EXTRAIT À LIRE:
● ● ● ● ● ● ●
Arc de triomphe de Bab el Aïn - Arc de triomphe de Trajan - Grands thermes du Sud-Est


Au Sud-Ouest, la nécropole renferme des monuments mégalithiques, des tombes romaines et byzantines.
Un haut tombeau à toiture pyramidale, d'époque romaine, se dresse au milieu d'un champ.

 

Un mausolée fort élevé. Il consiste en une sorte de tour carrée ayant 2,95 mètres sur chaque face et reposant sur trois gradins. Cette tour est flanquée sur trois de ses côtés de trois pilastres corinthiens ; deux seulement ornent la façade principale dans laquelle a  été pratiquée la porte d'entrée. Au-dessus de cette porte, un bas-relief mutilé représente un taurobole. L'inscription funéraire, sauf quelques caractères, est complétement effacée.
La chambre sépulcrale contient intérieurement dix-sept columbaria ou petites niches cintrées.
● ● ● ● ● ● ●
DONNÉES FOURNIES:
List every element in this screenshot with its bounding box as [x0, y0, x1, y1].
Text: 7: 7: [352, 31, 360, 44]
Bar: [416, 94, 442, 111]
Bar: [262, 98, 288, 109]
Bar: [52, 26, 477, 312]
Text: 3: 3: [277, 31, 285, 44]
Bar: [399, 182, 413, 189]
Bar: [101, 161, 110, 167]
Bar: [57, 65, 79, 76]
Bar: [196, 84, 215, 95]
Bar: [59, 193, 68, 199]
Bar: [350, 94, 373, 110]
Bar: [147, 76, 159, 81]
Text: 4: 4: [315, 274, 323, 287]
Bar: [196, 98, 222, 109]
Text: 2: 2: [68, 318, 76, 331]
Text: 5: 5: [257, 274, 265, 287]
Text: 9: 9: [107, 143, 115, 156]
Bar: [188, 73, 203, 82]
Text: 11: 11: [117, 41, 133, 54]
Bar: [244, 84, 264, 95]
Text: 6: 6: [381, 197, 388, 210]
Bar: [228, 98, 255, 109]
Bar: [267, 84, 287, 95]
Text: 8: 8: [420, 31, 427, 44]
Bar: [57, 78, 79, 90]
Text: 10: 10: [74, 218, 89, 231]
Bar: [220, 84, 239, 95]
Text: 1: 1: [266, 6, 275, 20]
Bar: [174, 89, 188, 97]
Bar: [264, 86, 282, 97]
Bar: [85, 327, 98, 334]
● ● ● ● ● ● ●
CONSIGNES:
(A) Imprimez à l'identique chacune des lignes des enregistrements, du début à la fin, sans rien modifier.
(B) Poursuivez l'extrait sur la nécropole et son mausolée romain à partir de sa dernière phrase.

RÉPONSES CI-DESSOUS:
(A)
List every element in this screenshot with its bounding box as [x0, y0, x1, y1].
Text: 7: 7: [352, 31, 360, 44]
Bar: [416, 94, 442, 111]
Bar: [262, 98, 288, 109]
Bar: [52, 26, 477, 312]
Text: 3: 3: [277, 31, 285, 44]
Bar: [399, 182, 413, 189]
Bar: [101, 161, 110, 167]
Bar: [57, 65, 79, 76]
Bar: [196, 84, 215, 95]
Bar: [59, 193, 68, 199]
Bar: [350, 94, 373, 110]
Bar: [147, 76, 159, 81]
Text: 4: 4: [315, 274, 323, 287]
Bar: [196, 98, 222, 109]
Text: 2: 2: [68, 318, 76, 331]
Text: 5: 5: [257, 274, 265, 287]
Text: 9: 9: [107, 143, 115, 156]
Bar: [188, 73, 203, 82]
Text: 11: 11: [117, 41, 133, 54]
Bar: [244, 84, 264, 95]
Text: 6: 6: [381, 197, 388, 210]
Bar: [228, 98, 255, 109]
Bar: [267, 84, 287, 95]
Text: 8: 8: [420, 31, 427, 44]
Bar: [57, 78, 79, 90]
Text: 10: 10: [74, 218, 89, 231]
Bar: [220, 84, 239, 95]
Text: 1: 1: [266, 6, 275, 20]
Bar: [174, 89, 188, 97]
Bar: [264, 86, 282, 97]
Bar: [85, 327, 98, 334]

(B)
Le second étage de ce monument est une deuxième tour rectangulaire bâtie en retrait sur la tour inférieure et décorée également de pilastres corinthiens. Elle renferme une grande niche cintrée qui probablement était jadis ornée d'une statue. Cette deuxième tour, couronnée d'une élégante corniche, est en outre surmontée d'un toit en forme de pyramide. La hauteur totale du mausolée est d'environ quinze mètres.

 

En dehors de la nécropole, au Nord-Est de l'entrée du site, dominant la route de Tunis (mais au milieu des maisons actuelles), s'élève le mausolée des Julii, en partie ruiné, avec une inscription en vers et un bas-relief représentant un sacrifice.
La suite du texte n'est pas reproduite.